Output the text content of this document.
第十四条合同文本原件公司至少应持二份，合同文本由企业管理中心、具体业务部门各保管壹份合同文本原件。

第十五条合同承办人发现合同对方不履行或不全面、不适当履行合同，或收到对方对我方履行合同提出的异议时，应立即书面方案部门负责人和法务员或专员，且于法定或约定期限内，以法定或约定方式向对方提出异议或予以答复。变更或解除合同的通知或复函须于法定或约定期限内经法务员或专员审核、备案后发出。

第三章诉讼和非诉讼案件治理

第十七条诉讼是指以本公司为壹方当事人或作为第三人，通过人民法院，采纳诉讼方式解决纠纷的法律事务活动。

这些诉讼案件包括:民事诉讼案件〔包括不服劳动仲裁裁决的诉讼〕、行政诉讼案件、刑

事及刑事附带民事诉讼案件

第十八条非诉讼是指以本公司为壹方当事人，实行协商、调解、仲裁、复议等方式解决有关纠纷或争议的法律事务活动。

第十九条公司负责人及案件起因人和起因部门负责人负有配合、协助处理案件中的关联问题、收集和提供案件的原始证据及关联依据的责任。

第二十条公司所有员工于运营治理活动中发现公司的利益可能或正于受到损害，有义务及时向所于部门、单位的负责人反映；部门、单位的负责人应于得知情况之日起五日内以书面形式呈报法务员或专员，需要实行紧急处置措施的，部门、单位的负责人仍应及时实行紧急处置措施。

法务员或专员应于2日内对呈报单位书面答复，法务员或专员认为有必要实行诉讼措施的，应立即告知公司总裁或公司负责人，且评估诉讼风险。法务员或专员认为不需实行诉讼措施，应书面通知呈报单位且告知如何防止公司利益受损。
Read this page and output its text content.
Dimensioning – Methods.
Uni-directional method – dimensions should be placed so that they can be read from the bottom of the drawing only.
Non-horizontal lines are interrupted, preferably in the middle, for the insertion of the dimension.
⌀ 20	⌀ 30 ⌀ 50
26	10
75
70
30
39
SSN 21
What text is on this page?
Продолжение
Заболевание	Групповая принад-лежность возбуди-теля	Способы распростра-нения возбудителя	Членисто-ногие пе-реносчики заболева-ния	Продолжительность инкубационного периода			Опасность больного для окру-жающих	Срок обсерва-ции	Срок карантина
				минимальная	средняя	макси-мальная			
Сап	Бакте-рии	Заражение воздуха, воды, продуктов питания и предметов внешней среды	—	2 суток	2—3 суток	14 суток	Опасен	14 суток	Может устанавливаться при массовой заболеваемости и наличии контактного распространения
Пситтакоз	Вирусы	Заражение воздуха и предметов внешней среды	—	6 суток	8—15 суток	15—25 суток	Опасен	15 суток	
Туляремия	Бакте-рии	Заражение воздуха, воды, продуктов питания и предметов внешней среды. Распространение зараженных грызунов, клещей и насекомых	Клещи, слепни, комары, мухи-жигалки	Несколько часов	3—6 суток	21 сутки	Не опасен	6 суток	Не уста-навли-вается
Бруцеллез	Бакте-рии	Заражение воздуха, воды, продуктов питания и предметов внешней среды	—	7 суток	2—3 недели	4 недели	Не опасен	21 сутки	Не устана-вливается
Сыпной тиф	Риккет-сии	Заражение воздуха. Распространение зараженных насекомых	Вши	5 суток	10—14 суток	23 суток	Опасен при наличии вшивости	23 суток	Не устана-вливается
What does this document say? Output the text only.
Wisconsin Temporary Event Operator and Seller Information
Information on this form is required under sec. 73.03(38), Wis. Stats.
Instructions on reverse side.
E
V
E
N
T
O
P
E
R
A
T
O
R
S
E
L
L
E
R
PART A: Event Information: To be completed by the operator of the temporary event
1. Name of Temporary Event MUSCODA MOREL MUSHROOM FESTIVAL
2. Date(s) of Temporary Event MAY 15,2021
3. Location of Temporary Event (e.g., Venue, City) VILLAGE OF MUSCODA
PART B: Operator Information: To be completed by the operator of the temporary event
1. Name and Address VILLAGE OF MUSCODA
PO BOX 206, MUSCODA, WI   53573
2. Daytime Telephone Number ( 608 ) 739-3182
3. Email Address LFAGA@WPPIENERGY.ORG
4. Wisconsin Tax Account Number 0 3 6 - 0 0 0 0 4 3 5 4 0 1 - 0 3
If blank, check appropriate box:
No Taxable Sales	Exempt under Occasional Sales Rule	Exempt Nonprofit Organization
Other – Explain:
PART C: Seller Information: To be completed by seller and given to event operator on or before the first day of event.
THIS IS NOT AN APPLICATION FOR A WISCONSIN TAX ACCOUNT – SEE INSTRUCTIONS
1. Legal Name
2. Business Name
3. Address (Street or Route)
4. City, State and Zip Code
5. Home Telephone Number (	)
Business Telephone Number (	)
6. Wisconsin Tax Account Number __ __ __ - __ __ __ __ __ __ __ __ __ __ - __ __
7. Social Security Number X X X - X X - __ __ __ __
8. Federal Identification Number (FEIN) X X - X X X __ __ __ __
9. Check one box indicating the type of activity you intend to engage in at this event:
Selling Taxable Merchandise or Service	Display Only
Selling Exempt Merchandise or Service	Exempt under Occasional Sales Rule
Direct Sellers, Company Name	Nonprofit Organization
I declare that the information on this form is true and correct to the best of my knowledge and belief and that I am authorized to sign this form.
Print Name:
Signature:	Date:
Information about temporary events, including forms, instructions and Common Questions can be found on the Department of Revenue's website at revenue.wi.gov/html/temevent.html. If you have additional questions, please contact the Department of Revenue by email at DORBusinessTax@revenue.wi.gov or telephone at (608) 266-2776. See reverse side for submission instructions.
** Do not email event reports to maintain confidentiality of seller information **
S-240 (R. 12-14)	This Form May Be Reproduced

══════════════════════════════

__Exercise__.
Please reproduce all of the entries exactly as they stand.

__Solution__.
Output the text content of this document.
第十四条合同文本原件公司至少应持二份，合同文本由企业管理中心、具体业务部门各保管壹份合同文本原件。

第十五条合同承办人发现合同对方不履行或不全面、不适当履行合同，或收到对方对我方履行合同提出的异议时，应立即书面方案部门负责人和法务员或专员，且于法定或约定期限内，以法定或约定方式向对方提出异议或予以答复。变更或解除合同的通知或复函须于法定或约定期限内经法务员或专员审核、备案后发出。

第三章诉讼和非诉讼案件治理

第十七条诉讼是指以本公司为壹方当事人或作为第三人，通过人民法院，采纳诉讼方式解决纠纷的法律事务活动。

这些诉讼案件包括:民事诉讼案件〔包括不服劳动仲裁裁决的诉讼〕、行政诉讼案件、刑

事及刑事附带民事诉讼案件

第十八条非诉讼是指以本公司为壹方当事人，实行协商、调解、仲裁、复议等方式解决有关纠纷或争议的法律事务活动。

第十九条公司负责人及案件起因人和起因部门负责人负有配合、协助处理案件中的关联问题、收集和提供案件的原始证据及关联依据的责任。

第二十条公司所有员工于运营治理活动中发现公司的利益可能或正于受到损害，有义务及时向所于部门、单位的负责人反映；部门、单位的负责人应于得知情况之日起五日内以书面形式呈报法务员或专员，需要实行紧急处置措施的，部门、单位的负责人仍应及时实行紧急处置措施。

法务员或专员应于2日内对呈报单位书面答复，法务员或专员认为有必要实行诉讼措施的，应立即告知公司总裁或公司负责人，且评估诉讼风险。法务员或专员认为不需实行诉讼措施，应书面通知呈报单位且告知如何防止公司利益受损。
Read this page and output its text content.
Dimensioning – Methods.
Uni-directional method – dimensions should be placed so that they can be read from the bottom of the drawing only.
Non-horizontal lines are interrupted, preferably in the middle, for the insertion of the dimension.
⌀ 20	⌀ 30 ⌀ 50
26	10
75
70
30
39
SSN 21
What text is on this page?
Продолжение
Заболевание	Групповая принад-лежность возбуди-теля	Способы распростра-нения возбудителя	Членисто-ногие пе-реносчики заболева-ния	Продолжительность инкубационного периода			Опасность больного для окру-жающих	Срок обсерва-ции	Срок карантина
				минимальная	средняя	макси-мальная			
Сап	Бакте-рии	Заражение воздуха, воды, продуктов питания и предметов внешней среды	—	2 суток	2—3 суток	14 суток	Опасен	14 суток	Может устанавливаться при массовой заболеваемости и наличии контактного распространения
Пситтакоз	Вирусы	Заражение воздуха и предметов внешней среды	—	6 суток	8—15 суток	15—25 суток	Опасен	15 суток	
Туляремия	Бакте-рии	Заражение воздуха, воды, продуктов питания и предметов внешней среды. Распространение зараженных грызунов, клещей и насекомых	Клещи, слепни, комары, мухи-жигалки	Несколько часов	3—6 суток	21 сутки	Не опасен	6 суток	Не уста-навли-вается
Бруцеллез	Бакте-рии	Заражение воздуха, воды, продуктов питания и предметов внешней среды	—	7 суток	2—3 недели	4 недели	Не опасен	21 сутки	Не устана-вливается
Сыпной тиф	Риккет-сии	Заражение воздуха. Распространение зараженных насекомых	Вши	5 суток	10—14 суток	23 суток	Опасен при наличии вшивости	23 суток	Не устана-вливается
What does this document say? Output the text only.
Wisconsin Temporary Event Operator and Seller Information
Information on this form is required under sec. 73.03(38), Wis. Stats.
Instructions on reverse side.
E
V
E
N
T
O
P
E
R
A
T
O
R
S
E
L
L
E
R
PART A: Event Information: To be completed by the operator of the temporary event
1. Name of Temporary Event MUSCODA MOREL MUSHROOM FESTIVAL
2. Date(s) of Temporary Event MAY 15,2021
3. Location of Temporary Event (e.g., Venue, City) VILLAGE OF MUSCODA
PART B: Operator Information: To be completed by the operator of the temporary event
1. Name and Address VILLAGE OF MUSCODA
PO BOX 206, MUSCODA, WI   53573
2. Daytime Telephone Number ( 608 ) 739-3182
3. Email Address LFAGA@WPPIENERGY.ORG
4. Wisconsin Tax Account Number 0 3 6 - 0 0 0 0 4 3 5 4 0 1 - 0 3
If blank, check appropriate box:
No Taxable Sales	Exempt under Occasional Sales Rule	Exempt Nonprofit Organization
Other – Explain:
PART C: Seller Information: To be completed by seller and given to event operator on or before the first day of event.
THIS IS NOT AN APPLICATION FOR A WISCONSIN TAX ACCOUNT – SEE INSTRUCTIONS
1. Legal Name
2. Business Name
3. Address (Street or Route)
4. City, State and Zip Code
5. Home Telephone Number (	)
Business Telephone Number (	)
6. Wisconsin Tax Account Number __ __ __ - __ __ __ __ __ __ __ __ __ __ - __ __
7. Social Security Number X X X - X X - __ __ __ __
8. Federal Identification Number (FEIN) X X - X X X __ __ __ __
9. Check one box indicating the type of activity you intend to engage in at this event:
Selling Taxable Merchandise or Service	Display Only
Selling Exempt Merchandise or Service	Exempt under Occasional Sales Rule
Direct Sellers, Company Name	Nonprofit Organization
I declare that the information on this form is true and correct to the best of my knowledge and belief and that I am authorized to sign this form.
Print Name:
Signature:	Date:
Information about temporary events, including forms, instructions and Common Questions can be found on the Department of Revenue's website at revenue.wi.gov/html/temevent.html. If you have additional questions, please contact the Department of Revenue by email at DORBusinessTax@revenue.wi.gov or telephone at (608) 266-2776. See reverse side for submission instructions.
** Do not email event reports to maintain confidentiality of seller information **
S-240 (R. 12-14)	This Form May Be Reproduced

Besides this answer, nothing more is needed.